Records that describe figures
◇ ◇ ◇ ◇ ◇

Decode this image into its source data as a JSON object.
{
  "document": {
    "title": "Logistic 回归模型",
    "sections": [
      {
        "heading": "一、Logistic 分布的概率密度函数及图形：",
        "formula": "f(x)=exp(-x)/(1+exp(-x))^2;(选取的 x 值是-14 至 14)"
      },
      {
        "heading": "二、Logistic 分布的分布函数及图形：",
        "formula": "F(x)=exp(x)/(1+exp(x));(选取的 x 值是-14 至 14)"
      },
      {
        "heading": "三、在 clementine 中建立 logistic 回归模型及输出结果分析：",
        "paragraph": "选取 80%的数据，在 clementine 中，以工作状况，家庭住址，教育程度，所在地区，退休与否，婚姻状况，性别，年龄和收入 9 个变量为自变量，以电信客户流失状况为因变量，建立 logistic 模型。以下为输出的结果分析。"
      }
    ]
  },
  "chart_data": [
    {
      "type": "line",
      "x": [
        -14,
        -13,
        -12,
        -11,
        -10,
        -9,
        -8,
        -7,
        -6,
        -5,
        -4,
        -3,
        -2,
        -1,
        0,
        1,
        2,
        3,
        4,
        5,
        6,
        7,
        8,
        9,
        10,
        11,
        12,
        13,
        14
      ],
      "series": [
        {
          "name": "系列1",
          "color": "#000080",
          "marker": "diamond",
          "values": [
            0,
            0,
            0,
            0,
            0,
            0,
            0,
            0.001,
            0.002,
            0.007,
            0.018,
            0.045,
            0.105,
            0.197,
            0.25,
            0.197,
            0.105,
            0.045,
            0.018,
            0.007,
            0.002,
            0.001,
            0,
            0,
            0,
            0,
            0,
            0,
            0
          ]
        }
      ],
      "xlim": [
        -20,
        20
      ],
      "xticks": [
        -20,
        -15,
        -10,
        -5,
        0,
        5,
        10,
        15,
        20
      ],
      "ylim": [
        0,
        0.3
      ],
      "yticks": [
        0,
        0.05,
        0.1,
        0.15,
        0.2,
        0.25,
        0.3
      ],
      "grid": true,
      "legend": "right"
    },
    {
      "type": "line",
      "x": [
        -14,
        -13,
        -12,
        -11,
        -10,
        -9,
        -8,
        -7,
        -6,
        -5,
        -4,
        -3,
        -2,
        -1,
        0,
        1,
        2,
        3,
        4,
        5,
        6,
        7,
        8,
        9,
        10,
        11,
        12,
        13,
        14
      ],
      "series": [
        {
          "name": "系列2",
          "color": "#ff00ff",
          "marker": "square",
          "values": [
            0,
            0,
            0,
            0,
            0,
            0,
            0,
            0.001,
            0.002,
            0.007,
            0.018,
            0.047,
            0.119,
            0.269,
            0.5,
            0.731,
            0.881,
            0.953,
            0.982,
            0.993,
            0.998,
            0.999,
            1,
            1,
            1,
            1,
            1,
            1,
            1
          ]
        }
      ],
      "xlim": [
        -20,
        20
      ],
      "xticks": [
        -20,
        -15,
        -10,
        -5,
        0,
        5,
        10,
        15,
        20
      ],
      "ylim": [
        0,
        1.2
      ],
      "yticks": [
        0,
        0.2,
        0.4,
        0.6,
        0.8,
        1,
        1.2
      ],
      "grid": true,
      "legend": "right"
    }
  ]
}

◇ ◇ ◇ ◇ ◇

## REQUIRED WORK
Scan the listing above. Gather each line that contains the word "formula".

## RESPONSE FOR THIS EXERCISE
        "formula": "f(x)=exp(-x)/(1+exp(-x))^2;(选取的 x 值是-14 至 14)"
        "formula": "F(x)=exp(x)/(1+exp(x));(选取的 x 值是-14 至 14)"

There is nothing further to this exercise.